PROBLEMS AND TASKS:
a – In the Blaauwberg trail post, quote the passage from "If you had to" to "Trail (4.4 km)".
b – According to the Blaauwberg trail post, what is the length of the Coastal Hiking Trail?

DOCUMENT EXTRACT:
Coastal Hiking Trail – Blaauwberg Nature Reserve
Blaauwberg nature Reserve is a hidden gem along the Western Seaboard
This blog post is very similar my post on the Tygerberg Nature Reserve.
If you had to ask most Capetonians about a nature reserve in the Big Bay area, near Table View, I can guarantee you that you will probably get a blank stare in return.I had also never really heard the Blaauwberg Nature Reserve or that it had any hiking trails, which is crazy because we have lived in the Western suburbs for the past 6 years. There are 2 hiking trails on the reserve, one of which is open to the public while the other one can only be hiked on the last weekend of each month under the guidance of one of the committee members of the Friends of the Blaauwberg Conservation Area (FoBCA).
- The Coastal Hiking Trail (4.4 km)
- The Two Hills Trail (6.5 km)
How to get there
There are road signs indicating the way to the reserve along Otto du Plessis Drive. From Marine Circle in Table View travel along Otto du Plessis Drive towards Melkbosstrand. Continue travelling straight over two traffic circles and passed Eden on the Bay (on the left) and the Seaside Village Shopping Centre (on the right). Approximately 1.4 km further along you will see the Eerstesteen resort turn off on your left hand side.
The trail starts at the following coordinates:
S 33⁰ 46.629′ E 018⁰ 27.026′
Opening Times and contact information:
The opening times of the Blaauwberg Nature Reserve for hiking are:
Monday to Sunday: 08h00 – 19h00 [Nov – Apr]
Monday to Sunday: 08h00 – 17h00 [May – Oct]
The entrance fee (August 2017) for a adult is R15 and for children is R8. Pensioner are also charged R8. A vehicle fee of R23 is also charged if you want to park your vehicle inside the reserve.
For general enquiries contact 021 444 0454
You can email the Friends of Blaauwberg Conversation Area to arrange to take part in the Two Hills Trail.
No dogs are allowed in the reserve or on either of the two hiking trails.
The Speedy Review
The Coastal Hiking Trail was a very enjoyable walking trail through the coastal region of Big Bay. It was a very easy trail to walk with no hills to climb up or valleys to descend into and is perfect for the whole family to enjoy. It is also a great place to go trail running in the Western Suburbs. It is exposed to the elements though so you would need to dress with the prevailing weather in mind.
We will definitely walk this trail again, especially since it is so close to home. We will also try and book for the Two Hills Trail to learn a bit more about the history of the area and the Battle of Blaauwberg that fought in 1806 between the Dutch and the invading British.
Nina rated this trail 0/5 paw prints, because there are no dogs allowed in the Blaauwberg Nature Reserve and she felt quite left out.
The Nitty Gritty
We tackled the Coastal Hiking Trail on Saturday 26 July 2017, setting off at 09h48. The trail begins across the road from the entrance to Eerstesteen Resort. In all fairness, it is more like a walking trail than a hiking trail. Soon after ascending the beach sand pathway from the road, we came to a signboard with more details of the trail.

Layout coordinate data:
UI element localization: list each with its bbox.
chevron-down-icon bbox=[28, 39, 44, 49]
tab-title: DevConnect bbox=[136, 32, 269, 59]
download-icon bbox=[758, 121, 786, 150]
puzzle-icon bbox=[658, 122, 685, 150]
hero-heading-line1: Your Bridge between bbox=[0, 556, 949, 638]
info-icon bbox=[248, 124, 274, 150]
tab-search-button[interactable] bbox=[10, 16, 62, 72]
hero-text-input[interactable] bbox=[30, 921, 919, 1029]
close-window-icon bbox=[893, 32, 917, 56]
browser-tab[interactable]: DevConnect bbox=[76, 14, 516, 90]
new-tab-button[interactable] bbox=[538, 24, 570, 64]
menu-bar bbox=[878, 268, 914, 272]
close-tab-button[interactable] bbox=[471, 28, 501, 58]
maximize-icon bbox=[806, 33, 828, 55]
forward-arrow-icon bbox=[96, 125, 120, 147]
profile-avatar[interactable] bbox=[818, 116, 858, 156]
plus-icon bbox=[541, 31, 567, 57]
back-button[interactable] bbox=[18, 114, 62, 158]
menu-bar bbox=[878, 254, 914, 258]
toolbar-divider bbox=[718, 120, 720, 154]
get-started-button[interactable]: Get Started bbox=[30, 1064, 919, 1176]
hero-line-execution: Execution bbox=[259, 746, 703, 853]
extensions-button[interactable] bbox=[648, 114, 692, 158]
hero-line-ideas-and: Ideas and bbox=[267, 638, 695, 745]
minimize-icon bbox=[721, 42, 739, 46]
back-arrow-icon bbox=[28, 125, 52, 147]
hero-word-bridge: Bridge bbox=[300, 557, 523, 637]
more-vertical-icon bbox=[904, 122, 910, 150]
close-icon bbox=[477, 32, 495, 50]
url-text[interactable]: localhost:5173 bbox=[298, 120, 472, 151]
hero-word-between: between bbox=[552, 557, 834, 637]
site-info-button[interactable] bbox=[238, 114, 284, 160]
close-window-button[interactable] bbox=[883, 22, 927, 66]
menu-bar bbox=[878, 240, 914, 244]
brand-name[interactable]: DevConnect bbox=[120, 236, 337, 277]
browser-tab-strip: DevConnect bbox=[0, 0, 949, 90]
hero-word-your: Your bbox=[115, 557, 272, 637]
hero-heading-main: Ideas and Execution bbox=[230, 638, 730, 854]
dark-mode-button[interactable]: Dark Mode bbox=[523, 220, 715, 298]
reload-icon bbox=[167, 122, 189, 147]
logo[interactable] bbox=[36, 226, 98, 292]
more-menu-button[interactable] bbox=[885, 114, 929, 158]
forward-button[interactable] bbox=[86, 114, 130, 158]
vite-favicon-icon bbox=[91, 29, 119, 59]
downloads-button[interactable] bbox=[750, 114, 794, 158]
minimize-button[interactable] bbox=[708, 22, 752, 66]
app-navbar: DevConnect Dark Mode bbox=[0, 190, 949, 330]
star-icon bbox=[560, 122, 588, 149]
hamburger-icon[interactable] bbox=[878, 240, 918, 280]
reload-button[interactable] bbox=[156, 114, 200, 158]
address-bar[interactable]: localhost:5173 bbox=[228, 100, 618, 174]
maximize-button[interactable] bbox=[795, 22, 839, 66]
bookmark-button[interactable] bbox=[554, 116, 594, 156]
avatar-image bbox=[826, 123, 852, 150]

RESPONSES FOR EACH TASK:
a –
If you had to ask most Capetonians about a nature reserve in the Big Bay area, near Table View, I can guarantee you that you will probably get a blank stare in return.I had also never really heard the Blaauwberg Nature Reserve or that it had any hiking trails, which is crazy because we have lived in the Western suburbs for the past 6 years. There are 2 hiking trails on the reserve, one of which is open to the public while the other one can only be hiked on the last weekend of each month under the guidance of one of the committee members of the Friends of the Blaauwberg Conservation Area (FoBCA).
- The Coastal Hiking Trail (4.4 km)

b – 4.4 km